-- Start of Records provided --

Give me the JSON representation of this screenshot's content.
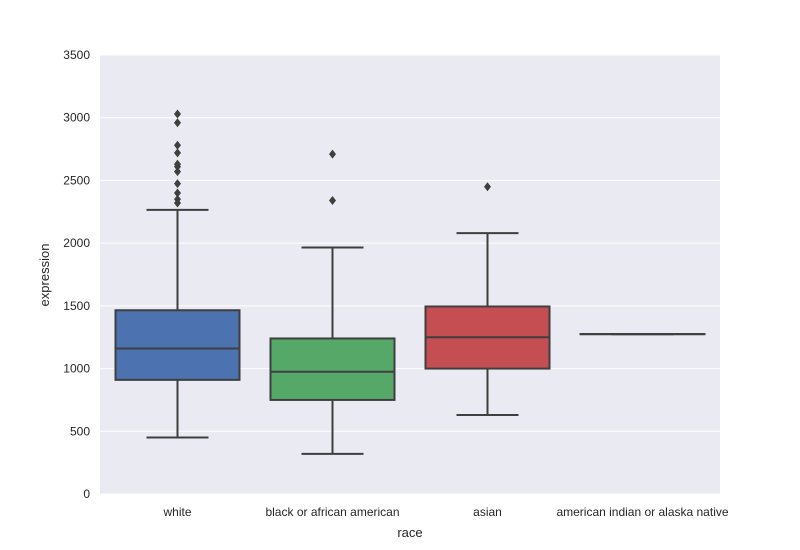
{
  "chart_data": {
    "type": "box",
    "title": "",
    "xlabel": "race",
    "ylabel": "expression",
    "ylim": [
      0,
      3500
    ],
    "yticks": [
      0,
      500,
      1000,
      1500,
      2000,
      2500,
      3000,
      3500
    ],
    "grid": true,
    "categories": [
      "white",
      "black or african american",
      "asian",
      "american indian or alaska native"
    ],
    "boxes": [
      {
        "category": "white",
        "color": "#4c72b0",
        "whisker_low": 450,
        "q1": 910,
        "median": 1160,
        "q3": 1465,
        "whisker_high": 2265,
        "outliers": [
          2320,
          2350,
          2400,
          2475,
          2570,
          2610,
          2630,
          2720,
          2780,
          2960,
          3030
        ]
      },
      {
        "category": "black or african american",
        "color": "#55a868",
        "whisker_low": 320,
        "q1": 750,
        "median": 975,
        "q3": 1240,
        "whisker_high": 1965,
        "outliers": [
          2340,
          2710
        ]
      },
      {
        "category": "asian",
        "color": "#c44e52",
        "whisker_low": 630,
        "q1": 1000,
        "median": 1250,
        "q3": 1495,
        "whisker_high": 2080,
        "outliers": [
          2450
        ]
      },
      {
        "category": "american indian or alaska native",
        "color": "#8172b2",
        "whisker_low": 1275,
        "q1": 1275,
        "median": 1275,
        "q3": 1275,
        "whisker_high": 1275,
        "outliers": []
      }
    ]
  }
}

-- End of Records provided --
-- Start of Records provided --

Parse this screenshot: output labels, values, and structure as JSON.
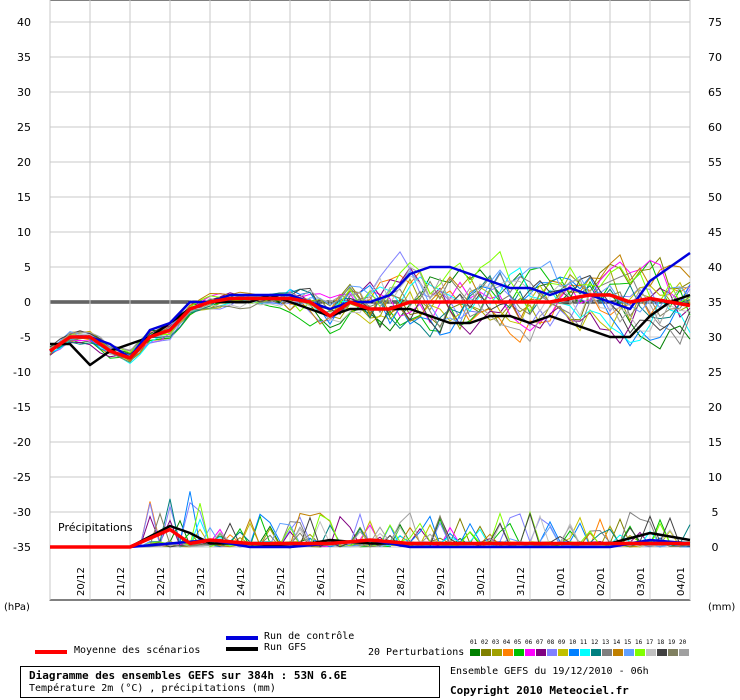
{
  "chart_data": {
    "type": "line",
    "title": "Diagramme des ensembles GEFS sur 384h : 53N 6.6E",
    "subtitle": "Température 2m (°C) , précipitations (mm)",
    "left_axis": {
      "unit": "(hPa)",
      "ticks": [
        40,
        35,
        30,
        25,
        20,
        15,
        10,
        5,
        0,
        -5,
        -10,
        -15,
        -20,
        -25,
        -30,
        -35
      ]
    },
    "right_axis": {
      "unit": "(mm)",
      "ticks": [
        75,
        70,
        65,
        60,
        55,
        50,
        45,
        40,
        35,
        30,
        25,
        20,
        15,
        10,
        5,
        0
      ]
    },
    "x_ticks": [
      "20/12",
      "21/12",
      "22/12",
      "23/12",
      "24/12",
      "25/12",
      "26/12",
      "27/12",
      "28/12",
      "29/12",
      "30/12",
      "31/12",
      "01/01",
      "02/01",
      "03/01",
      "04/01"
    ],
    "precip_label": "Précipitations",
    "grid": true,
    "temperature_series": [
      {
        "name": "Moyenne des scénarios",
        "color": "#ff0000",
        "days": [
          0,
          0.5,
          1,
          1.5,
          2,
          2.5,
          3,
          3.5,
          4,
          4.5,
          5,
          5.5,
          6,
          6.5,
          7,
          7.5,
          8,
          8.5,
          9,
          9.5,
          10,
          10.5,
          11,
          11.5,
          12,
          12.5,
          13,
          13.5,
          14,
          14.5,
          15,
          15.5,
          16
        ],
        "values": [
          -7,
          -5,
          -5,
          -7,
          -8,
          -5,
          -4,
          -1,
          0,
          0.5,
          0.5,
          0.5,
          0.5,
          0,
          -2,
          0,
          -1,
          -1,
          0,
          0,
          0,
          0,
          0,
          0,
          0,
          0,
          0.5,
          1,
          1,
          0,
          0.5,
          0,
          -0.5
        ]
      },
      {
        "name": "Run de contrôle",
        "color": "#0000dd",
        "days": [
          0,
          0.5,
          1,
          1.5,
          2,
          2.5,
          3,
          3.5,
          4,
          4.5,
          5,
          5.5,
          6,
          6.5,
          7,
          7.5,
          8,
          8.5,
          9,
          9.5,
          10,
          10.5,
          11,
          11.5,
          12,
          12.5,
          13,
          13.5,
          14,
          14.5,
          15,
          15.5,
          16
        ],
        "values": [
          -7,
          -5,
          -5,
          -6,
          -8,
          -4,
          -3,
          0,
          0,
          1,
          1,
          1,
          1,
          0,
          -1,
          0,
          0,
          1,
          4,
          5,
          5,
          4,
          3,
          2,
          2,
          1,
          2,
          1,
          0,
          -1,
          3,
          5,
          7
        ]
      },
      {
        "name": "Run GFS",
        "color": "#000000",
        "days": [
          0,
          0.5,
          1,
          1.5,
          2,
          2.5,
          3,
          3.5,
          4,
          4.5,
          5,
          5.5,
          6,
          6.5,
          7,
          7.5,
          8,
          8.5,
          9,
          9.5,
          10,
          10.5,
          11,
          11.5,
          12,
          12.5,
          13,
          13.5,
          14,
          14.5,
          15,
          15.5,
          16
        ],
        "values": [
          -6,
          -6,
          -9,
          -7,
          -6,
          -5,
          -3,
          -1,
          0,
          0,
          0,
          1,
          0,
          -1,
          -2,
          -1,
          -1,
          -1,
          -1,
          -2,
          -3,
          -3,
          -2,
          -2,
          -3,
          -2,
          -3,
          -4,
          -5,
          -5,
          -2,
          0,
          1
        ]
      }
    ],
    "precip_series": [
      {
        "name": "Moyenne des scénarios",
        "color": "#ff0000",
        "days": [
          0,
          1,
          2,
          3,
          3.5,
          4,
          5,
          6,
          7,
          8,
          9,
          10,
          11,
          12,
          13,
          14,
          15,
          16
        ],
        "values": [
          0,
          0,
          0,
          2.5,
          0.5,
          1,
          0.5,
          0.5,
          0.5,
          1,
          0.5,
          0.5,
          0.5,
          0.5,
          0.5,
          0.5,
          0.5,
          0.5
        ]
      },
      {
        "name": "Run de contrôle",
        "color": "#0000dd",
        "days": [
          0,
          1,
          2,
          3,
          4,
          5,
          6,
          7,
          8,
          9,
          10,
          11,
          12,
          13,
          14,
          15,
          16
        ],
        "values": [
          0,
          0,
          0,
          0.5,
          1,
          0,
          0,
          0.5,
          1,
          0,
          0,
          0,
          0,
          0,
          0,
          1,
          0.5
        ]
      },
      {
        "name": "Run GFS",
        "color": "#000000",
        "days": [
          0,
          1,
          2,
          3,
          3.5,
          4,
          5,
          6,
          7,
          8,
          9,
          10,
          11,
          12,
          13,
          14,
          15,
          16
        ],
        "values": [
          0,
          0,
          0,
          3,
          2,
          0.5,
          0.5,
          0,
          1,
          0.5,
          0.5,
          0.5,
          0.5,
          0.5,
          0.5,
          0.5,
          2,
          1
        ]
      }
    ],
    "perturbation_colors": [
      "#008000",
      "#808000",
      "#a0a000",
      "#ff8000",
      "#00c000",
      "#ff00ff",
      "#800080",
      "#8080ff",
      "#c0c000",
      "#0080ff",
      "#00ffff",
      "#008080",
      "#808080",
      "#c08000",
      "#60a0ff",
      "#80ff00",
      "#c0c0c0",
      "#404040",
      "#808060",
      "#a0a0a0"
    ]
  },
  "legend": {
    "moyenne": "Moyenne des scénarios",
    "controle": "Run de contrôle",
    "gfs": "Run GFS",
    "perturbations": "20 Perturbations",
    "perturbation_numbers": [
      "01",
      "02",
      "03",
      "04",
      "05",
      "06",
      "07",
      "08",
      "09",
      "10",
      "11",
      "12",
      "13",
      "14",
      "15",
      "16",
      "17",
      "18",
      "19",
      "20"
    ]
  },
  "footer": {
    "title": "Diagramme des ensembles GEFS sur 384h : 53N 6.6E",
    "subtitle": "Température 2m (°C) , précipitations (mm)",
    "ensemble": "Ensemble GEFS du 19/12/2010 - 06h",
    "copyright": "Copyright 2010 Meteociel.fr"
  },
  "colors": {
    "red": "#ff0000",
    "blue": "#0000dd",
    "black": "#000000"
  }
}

-- End of Records provided --

__Task prompt__.
Copy each line of the data above that holds "category".

__Right answer__.
        "category": "white",
        "category": "black or african american",
        "category": "asian",
        "category": "american indian or alaska native",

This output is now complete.